[Stored data]
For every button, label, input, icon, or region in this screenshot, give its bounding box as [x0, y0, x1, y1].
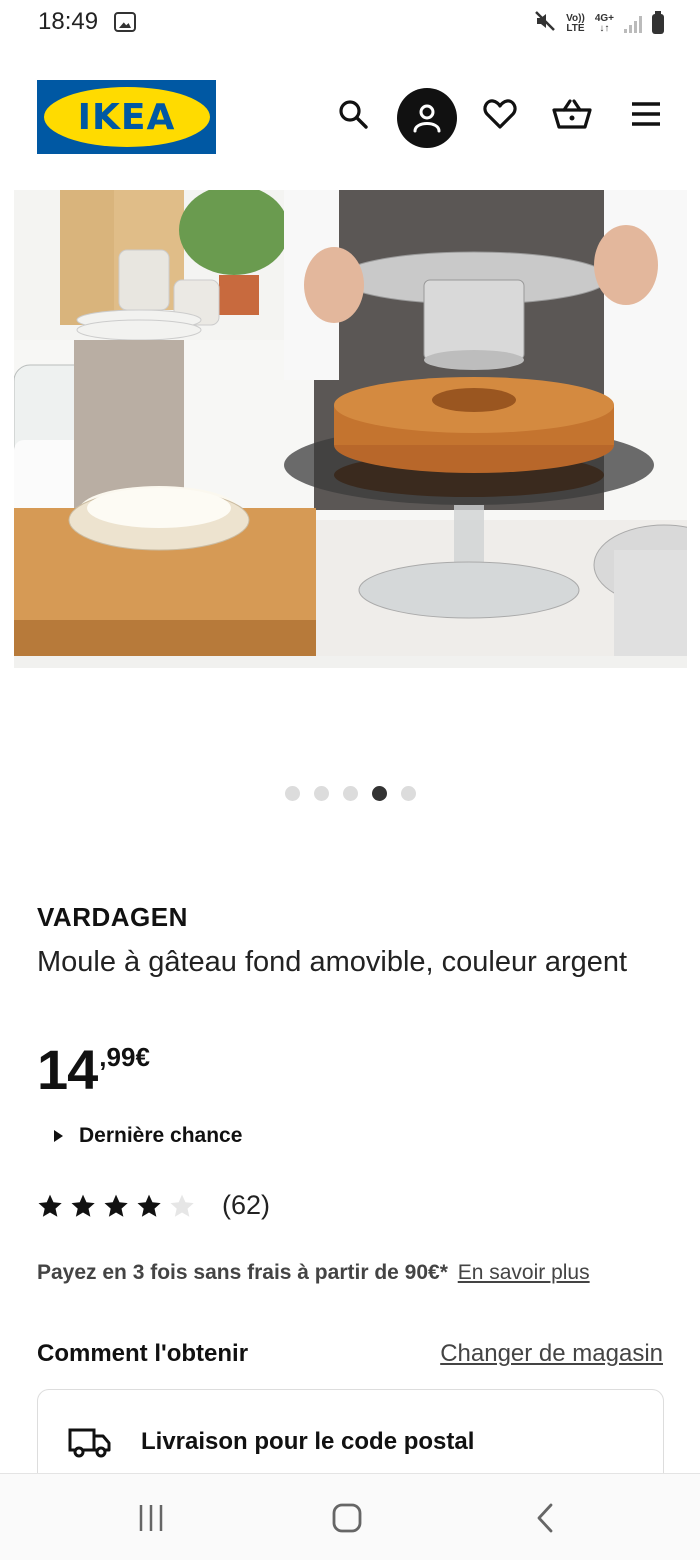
- expand-triangle-icon: [54, 1130, 63, 1142]
- product-description: Moule à gâteau fond amovible, couleur ar…: [37, 946, 628, 978]
- mute-icon: [534, 10, 556, 38]
- carousel-dot[interactable]: [400, 786, 416, 801]
- last-chance-label: Dernière chance: [79, 1124, 243, 1147]
- product-rating[interactable]: (62): [37, 1190, 270, 1221]
- recent-apps-icon[interactable]: [131, 1502, 171, 1534]
- star-empty-icon: [170, 1194, 194, 1217]
- delivery-text: Livraison pour le code postal: [141, 1428, 475, 1455]
- last-chance-badge[interactable]: Dernière chance: [54, 1124, 242, 1148]
- logo-oval: IKEA: [43, 87, 210, 147]
- product-price: 14 ,99€: [37, 1040, 150, 1100]
- logo-text: IKEA: [77, 96, 176, 138]
- star-filled-icon: [104, 1194, 128, 1217]
- site-header: IKEA: [0, 60, 700, 170]
- star-filled-icon: [137, 1194, 161, 1217]
- data-indicator: 4G+ ↓↑: [595, 14, 614, 34]
- carousel-dot[interactable]: [342, 786, 358, 801]
- volte-indicator: Vo)) LTE: [566, 14, 585, 34]
- payment-text: Payez en 3 fois sans frais à partir de 9…: [37, 1261, 448, 1284]
- back-icon[interactable]: [525, 1502, 565, 1534]
- system-nav-bar: [0, 1473, 700, 1560]
- search-icon[interactable]: [331, 92, 375, 136]
- carousel-dots: [0, 786, 700, 801]
- carousel-dot[interactable]: [284, 786, 300, 801]
- gallery-notification-icon: [114, 12, 136, 32]
- status-icons: Vo)) LTE 4G+ ↓↑: [534, 10, 664, 38]
- product-image[interactable]: [14, 190, 687, 668]
- status-bar: 18:49 Vo)) LTE 4G+ ↓↑: [0, 0, 700, 46]
- truck-icon: [68, 1428, 111, 1458]
- battery-icon: [652, 11, 664, 34]
- change-store-link[interactable]: Changer de magasin: [440, 1340, 663, 1368]
- price-decimal: ,99€: [99, 1042, 150, 1072]
- home-icon[interactable]: [327, 1502, 367, 1534]
- carousel-dot[interactable]: [313, 786, 329, 801]
- signal-icon: [624, 15, 642, 33]
- star-filled-icon: [38, 1194, 62, 1217]
- availability-title: Comment l'obtenir: [37, 1340, 249, 1367]
- product-name: VARDAGEN: [37, 902, 188, 932]
- star-filled-icon: [71, 1194, 95, 1217]
- ikea-logo[interactable]: IKEA: [37, 80, 216, 154]
- volte-bottom: LTE: [566, 23, 585, 34]
- status-time: 18:49: [38, 8, 99, 35]
- menu-icon[interactable]: [624, 92, 668, 136]
- account-icon[interactable]: [397, 88, 457, 148]
- carousel-dot-active[interactable]: [371, 786, 387, 801]
- cart-icon[interactable]: [550, 92, 594, 136]
- data-bottom: ↓↑: [599, 23, 610, 34]
- payment-info: Payez en 3 fois sans frais à partir de 9…: [37, 1261, 590, 1285]
- price-integer: 14: [37, 1038, 98, 1101]
- rating-count: (62): [222, 1190, 271, 1220]
- heart-icon[interactable]: [478, 92, 522, 136]
- learn-more-link[interactable]: En savoir plus: [458, 1261, 590, 1284]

Set problem →
Reproduce all of the lines above word for word, leaving the picture out of your answer.

Task response →
For every button, label, input, icon, or region in this screenshot, give its bounding box as [x0, y0, x1, y1].
- expand-triangle-icon: [54, 1130, 63, 1142]
- product-description: Moule à gâteau fond amovible, couleur ar…: [37, 946, 628, 978]
- mute-icon: [534, 10, 556, 38]
- carousel-dot[interactable]: [400, 786, 416, 801]
- last-chance-label: Dernière chance: [79, 1124, 243, 1147]
- product-rating[interactable]: (62): [37, 1190, 270, 1221]
- recent-apps-icon[interactable]: [131, 1502, 171, 1534]
- star-empty-icon: [170, 1194, 194, 1217]
- delivery-text: Livraison pour le code postal: [141, 1428, 475, 1455]
- last-chance-badge[interactable]: Dernière chance: [54, 1124, 242, 1148]
- logo-oval: IKEA: [43, 87, 210, 147]
- product-price: 14 ,99€: [37, 1040, 150, 1100]
- logo-text: IKEA: [77, 96, 176, 138]
- star-filled-icon: [104, 1194, 128, 1217]
- site-header: IKEA: [0, 60, 700, 170]
- star-filled-icon: [137, 1194, 161, 1217]
- data-indicator: 4G+ ↓↑: [595, 14, 614, 34]
- carousel-dot[interactable]: [342, 786, 358, 801]
- volte-indicator: Vo)) LTE: [566, 14, 585, 34]
- payment-text: Payez en 3 fois sans frais à partir de 9…: [37, 1261, 448, 1284]
- back-icon[interactable]: [525, 1502, 565, 1534]
- system-nav-bar: [0, 1473, 700, 1560]
- search-icon[interactable]: [331, 92, 375, 136]
- carousel-dots: [0, 786, 700, 801]
- carousel-dot[interactable]: [284, 786, 300, 801]
- gallery-notification-icon: [114, 12, 136, 32]
- status-icons: Vo)) LTE 4G+ ↓↑: [534, 10, 664, 38]
- product-image[interactable]: [14, 190, 687, 668]
- status-bar: 18:49 Vo)) LTE 4G+ ↓↑: [0, 0, 700, 46]
- truck-icon: [68, 1428, 111, 1458]
- battery-icon: [652, 11, 664, 34]
- change-store-link[interactable]: Changer de magasin: [440, 1340, 663, 1368]
- price-decimal: ,99€: [99, 1042, 150, 1072]
- home-icon[interactable]: [327, 1502, 367, 1534]
- carousel-dot[interactable]: [313, 786, 329, 801]
- signal-icon: [624, 15, 642, 33]
- star-filled-icon: [38, 1194, 62, 1217]
- availability-title: Comment l'obtenir: [37, 1340, 249, 1367]
- product-name: VARDAGEN: [37, 902, 188, 932]
- star-filled-icon: [71, 1194, 95, 1217]
- ikea-logo[interactable]: IKEA: [37, 80, 216, 154]
- volte-bottom: LTE: [566, 23, 585, 34]
- status-time: 18:49: [38, 8, 99, 35]
- menu-icon[interactable]: [624, 92, 668, 136]
- account-icon[interactable]: [397, 88, 457, 148]
- carousel-dot-active[interactable]: [371, 786, 387, 801]
- cart-icon[interactable]: [550, 92, 594, 136]
- data-bottom: ↓↑: [599, 23, 610, 34]
- payment-info: Payez en 3 fois sans frais à partir de 9…: [37, 1261, 590, 1285]
- price-integer: 14: [37, 1038, 98, 1101]
- rating-count: (62): [222, 1190, 271, 1220]
- heart-icon[interactable]: [478, 92, 522, 136]
- learn-more-link[interactable]: En savoir plus: [458, 1261, 590, 1284]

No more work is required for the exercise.